Copy out the complete listing, word for word.

_ _ _ _ _ _ _

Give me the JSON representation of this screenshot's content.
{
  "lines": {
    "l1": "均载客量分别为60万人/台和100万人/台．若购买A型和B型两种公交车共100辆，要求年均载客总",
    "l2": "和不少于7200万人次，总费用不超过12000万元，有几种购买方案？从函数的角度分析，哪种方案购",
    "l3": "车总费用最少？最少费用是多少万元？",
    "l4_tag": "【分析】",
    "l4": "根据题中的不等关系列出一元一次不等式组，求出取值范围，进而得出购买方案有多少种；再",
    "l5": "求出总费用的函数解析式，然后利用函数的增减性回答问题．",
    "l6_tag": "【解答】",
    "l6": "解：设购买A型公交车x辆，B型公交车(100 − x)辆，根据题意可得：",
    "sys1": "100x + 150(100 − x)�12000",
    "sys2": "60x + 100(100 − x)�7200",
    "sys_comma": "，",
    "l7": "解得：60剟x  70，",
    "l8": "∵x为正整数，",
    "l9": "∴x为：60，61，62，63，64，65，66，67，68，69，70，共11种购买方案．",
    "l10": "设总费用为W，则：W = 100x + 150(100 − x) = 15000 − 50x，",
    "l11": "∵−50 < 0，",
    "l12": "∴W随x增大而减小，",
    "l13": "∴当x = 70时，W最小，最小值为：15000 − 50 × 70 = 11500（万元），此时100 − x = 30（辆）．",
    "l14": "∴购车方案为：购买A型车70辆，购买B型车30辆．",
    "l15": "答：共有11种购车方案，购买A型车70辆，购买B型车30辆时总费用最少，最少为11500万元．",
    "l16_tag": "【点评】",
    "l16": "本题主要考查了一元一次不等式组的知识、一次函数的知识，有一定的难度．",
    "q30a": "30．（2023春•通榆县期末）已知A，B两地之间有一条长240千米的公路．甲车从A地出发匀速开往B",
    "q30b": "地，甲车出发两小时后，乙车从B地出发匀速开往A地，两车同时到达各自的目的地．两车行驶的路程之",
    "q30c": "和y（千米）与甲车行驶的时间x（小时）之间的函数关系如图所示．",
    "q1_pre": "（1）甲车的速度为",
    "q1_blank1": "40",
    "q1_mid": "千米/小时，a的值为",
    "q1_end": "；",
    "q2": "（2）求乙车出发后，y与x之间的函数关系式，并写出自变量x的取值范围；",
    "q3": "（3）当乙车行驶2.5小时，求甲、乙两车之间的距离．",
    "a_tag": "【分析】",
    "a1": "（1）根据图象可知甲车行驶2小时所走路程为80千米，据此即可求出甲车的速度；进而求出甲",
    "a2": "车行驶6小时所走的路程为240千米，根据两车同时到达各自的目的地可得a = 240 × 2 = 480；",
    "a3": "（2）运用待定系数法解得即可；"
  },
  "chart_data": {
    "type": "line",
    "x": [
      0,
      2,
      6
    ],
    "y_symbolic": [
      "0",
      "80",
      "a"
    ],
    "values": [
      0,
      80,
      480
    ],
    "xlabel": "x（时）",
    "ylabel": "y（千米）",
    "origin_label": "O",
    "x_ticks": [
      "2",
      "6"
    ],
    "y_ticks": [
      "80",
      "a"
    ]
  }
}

_ _ _ _ _ _ _

Right answer:
Give me the JSON representation of this screenshot's content.
{
  "lines": {
    "l1": "均载客量分别为60万人/台和100万人/台．若购买A型和B型两种公交车共100辆，要求年均载客总",
    "l2": "和不少于7200万人次，总费用不超过12000万元，有几种购买方案？从函数的角度分析，哪种方案购",
    "l3": "车总费用最少？最少费用是多少万元？",
    "l4_tag": "【分析】",
    "l4": "根据题中的不等关系列出一元一次不等式组，求出取值范围，进而得出购买方案有多少种；再",
    "l5": "求出总费用的函数解析式，然后利用函数的增减性回答问题．",
    "l6_tag": "【解答】",
    "l6": "解：设购买A型公交车x辆，B型公交车(100 − x)辆，根据题意可得：",
    "sys1": "100x + 150(100 − x)�12000",
    "sys2": "60x + 100(100 − x)�7200",
    "sys_comma": "，",
    "l7": "解得：60剟x  70，",
    "l8": "∵x为正整数，",
    "l9": "∴x为：60，61，62，63，64，65，66，67，68，69，70，共11种购买方案．",
    "l10": "设总费用为W，则：W = 100x + 150(100 − x) = 15000 − 50x，",
    "l11": "∵−50 < 0，",
    "l12": "∴W随x增大而减小，",
    "l13": "∴当x = 70时，W最小，最小值为：15000 − 50 × 70 = 11500（万元），此时100 − x = 30（辆）．",
    "l14": "∴购车方案为：购买A型车70辆，购买B型车30辆．",
    "l15": "答：共有11种购车方案，购买A型车70辆，购买B型车30辆时总费用最少，最少为11500万元．",
    "l16_tag": "【点评】",
    "l16": "本题主要考查了一元一次不等式组的知识、一次函数的知识，有一定的难度．",
    "q30a": "30．（2023春•通榆县期末）已知A，B两地之间有一条长240千米的公路．甲车从A地出发匀速开往B",
    "q30b": "地，甲车出发两小时后，乙车从B地出发匀速开往A地，两车同时到达各自的目的地．两车行驶的路程之",
    "q30c": "和y（千米）与甲车行驶的时间x（小时）之间的函数关系如图所示．",
    "q1_pre": "（1）甲车的速度为",
    "q1_blank1": "40",
    "q1_mid": "千米/小时，a的值为",
    "q1_end": "；",
    "q2": "（2）求乙车出发后，y与x之间的函数关系式，并写出自变量x的取值范围；",
    "q3": "（3）当乙车行驶2.5小时，求甲、乙两车之间的距离．",
    "a_tag": "【分析】",
    "a1": "（1）根据图象可知甲车行驶2小时所走路程为80千米，据此即可求出甲车的速度；进而求出甲",
    "a2": "车行驶6小时所走的路程为240千米，根据两车同时到达各自的目的地可得a = 240 × 2 = 480；",
    "a3": "（2）运用待定系数法解得即可；"
  },
  "chart_data": {
    "type": "line",
    "x": [
      0,
      2,
      6
    ],
    "y_symbolic": [
      "0",
      "80",
      "a"
    ],
    "values": [
      0,
      80,
      480
    ],
    "xlabel": "x（时）",
    "ylabel": "y（千米）",
    "origin_label": "O",
    "x_ticks": [
      "2",
      "6"
    ],
    "y_ticks": [
      "80",
      "a"
    ]
  }
}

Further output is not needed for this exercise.